## TASK DESCRIPTION
Read through the data and report every line in which the word "оформление" occurs.

----------

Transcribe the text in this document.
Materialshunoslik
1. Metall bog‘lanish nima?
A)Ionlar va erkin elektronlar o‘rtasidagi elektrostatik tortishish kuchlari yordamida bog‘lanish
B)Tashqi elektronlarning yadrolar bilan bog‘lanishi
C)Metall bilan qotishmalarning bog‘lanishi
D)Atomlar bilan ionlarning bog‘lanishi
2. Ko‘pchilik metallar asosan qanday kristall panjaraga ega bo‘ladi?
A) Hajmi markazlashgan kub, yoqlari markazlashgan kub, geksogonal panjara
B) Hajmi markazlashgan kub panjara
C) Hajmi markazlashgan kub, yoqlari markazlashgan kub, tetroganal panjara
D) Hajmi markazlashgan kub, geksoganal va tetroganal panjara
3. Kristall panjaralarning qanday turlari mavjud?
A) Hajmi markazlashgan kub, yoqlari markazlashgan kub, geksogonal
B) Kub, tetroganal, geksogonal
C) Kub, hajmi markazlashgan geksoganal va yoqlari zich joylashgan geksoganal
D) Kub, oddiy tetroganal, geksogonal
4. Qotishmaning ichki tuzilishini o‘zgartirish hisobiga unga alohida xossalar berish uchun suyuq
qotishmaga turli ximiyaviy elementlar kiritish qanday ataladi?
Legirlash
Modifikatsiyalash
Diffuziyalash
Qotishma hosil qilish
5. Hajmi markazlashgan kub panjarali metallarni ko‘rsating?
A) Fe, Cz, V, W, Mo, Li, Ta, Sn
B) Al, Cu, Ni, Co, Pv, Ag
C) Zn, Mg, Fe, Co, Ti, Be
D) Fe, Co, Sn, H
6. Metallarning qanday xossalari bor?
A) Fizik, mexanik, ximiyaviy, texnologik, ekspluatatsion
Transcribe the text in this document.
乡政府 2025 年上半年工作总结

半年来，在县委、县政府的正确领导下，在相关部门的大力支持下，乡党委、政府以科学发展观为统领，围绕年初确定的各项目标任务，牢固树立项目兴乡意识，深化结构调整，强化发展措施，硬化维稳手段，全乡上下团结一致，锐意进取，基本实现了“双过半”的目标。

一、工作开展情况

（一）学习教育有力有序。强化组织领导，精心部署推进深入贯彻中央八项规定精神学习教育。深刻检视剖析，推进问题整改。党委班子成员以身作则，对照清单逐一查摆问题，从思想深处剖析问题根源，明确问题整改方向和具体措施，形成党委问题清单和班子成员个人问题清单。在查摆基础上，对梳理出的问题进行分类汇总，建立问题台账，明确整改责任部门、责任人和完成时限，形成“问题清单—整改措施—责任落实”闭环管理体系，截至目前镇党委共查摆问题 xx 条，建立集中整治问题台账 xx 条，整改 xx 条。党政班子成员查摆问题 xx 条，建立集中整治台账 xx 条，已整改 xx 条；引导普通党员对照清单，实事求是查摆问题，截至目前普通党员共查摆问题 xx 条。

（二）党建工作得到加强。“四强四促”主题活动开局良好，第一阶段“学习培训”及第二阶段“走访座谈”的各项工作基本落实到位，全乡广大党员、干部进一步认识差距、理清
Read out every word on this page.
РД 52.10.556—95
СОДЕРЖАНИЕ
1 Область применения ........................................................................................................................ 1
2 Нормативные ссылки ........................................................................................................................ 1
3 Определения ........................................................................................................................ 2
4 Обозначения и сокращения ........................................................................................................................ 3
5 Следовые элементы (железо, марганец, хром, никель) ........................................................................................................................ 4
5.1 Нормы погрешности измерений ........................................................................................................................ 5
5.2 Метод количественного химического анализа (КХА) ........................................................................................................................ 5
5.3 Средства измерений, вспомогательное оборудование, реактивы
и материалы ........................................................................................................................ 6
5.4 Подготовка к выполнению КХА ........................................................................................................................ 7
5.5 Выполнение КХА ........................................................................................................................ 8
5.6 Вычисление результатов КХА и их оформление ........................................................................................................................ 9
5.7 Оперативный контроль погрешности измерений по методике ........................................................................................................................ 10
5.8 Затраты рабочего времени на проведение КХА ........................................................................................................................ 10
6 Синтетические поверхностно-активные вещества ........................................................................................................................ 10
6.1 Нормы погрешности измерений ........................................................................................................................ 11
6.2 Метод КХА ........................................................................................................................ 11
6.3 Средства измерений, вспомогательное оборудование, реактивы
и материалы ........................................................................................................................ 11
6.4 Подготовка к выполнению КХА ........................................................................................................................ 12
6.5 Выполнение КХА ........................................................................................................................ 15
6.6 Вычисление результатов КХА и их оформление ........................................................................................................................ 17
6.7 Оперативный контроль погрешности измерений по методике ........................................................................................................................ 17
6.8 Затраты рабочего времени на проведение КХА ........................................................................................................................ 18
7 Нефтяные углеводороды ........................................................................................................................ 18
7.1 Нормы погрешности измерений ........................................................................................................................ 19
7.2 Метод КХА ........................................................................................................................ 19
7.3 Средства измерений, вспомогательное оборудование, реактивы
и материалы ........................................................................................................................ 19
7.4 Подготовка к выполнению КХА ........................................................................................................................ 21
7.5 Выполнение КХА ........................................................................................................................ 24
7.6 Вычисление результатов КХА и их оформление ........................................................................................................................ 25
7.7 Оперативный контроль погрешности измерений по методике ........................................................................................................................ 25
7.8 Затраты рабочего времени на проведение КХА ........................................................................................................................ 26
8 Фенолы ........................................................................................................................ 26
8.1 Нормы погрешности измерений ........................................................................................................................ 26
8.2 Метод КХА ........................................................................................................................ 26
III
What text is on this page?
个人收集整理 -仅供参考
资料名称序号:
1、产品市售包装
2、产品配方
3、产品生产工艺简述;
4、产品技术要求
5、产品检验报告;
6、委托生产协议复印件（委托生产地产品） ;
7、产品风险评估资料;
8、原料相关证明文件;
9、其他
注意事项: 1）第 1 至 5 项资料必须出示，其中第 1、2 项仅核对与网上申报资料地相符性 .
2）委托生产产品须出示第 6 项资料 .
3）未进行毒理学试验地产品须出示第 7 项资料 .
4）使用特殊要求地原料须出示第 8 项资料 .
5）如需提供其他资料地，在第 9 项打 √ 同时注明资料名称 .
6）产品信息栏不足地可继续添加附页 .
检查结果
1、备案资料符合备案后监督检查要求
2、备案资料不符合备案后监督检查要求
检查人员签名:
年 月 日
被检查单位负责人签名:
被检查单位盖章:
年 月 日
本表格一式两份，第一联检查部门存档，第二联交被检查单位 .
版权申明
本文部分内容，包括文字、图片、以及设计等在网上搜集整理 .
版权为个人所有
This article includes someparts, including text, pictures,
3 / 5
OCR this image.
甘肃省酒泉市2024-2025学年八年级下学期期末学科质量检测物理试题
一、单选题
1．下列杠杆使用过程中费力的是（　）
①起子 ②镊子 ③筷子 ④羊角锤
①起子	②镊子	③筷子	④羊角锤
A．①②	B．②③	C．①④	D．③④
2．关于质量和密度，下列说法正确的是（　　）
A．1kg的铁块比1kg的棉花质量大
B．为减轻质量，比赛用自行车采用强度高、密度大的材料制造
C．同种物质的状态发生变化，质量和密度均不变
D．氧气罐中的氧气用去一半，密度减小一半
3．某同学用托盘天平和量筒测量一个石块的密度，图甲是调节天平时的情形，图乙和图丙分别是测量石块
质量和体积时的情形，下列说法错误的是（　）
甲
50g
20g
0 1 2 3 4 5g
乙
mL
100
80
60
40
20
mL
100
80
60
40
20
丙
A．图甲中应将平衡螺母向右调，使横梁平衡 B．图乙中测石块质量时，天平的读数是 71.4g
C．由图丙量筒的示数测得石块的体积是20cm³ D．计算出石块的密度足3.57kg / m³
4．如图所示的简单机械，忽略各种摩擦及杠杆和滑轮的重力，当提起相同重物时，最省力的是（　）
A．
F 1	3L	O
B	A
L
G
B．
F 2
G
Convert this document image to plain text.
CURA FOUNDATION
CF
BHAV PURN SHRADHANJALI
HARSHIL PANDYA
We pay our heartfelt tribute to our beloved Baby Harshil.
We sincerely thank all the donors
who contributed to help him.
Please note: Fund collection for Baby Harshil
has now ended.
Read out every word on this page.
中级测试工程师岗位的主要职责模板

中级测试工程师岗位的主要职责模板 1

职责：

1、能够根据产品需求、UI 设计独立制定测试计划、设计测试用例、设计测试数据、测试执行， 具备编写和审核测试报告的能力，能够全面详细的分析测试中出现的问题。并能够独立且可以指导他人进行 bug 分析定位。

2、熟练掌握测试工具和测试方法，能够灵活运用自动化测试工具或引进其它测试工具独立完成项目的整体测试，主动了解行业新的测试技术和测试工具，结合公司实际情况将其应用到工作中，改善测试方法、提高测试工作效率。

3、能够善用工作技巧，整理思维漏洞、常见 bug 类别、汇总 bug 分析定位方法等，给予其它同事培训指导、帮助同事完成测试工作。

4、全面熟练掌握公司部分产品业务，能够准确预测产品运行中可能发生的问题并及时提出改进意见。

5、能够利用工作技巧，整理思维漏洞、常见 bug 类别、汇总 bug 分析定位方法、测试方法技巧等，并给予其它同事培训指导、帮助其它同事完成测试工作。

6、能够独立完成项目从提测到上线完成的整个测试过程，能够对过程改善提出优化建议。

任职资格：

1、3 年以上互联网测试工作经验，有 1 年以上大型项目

----------

## CORRECT OUTPUT
5.6 Вычисление результатов КХА и их оформление ........................................................................................................................ 9
6.6 Вычисление результатов КХА и их оформление ........................................................................................................................ 17
7.6 Вычисление результатов КХА и их оформление ........................................................................................................................ 25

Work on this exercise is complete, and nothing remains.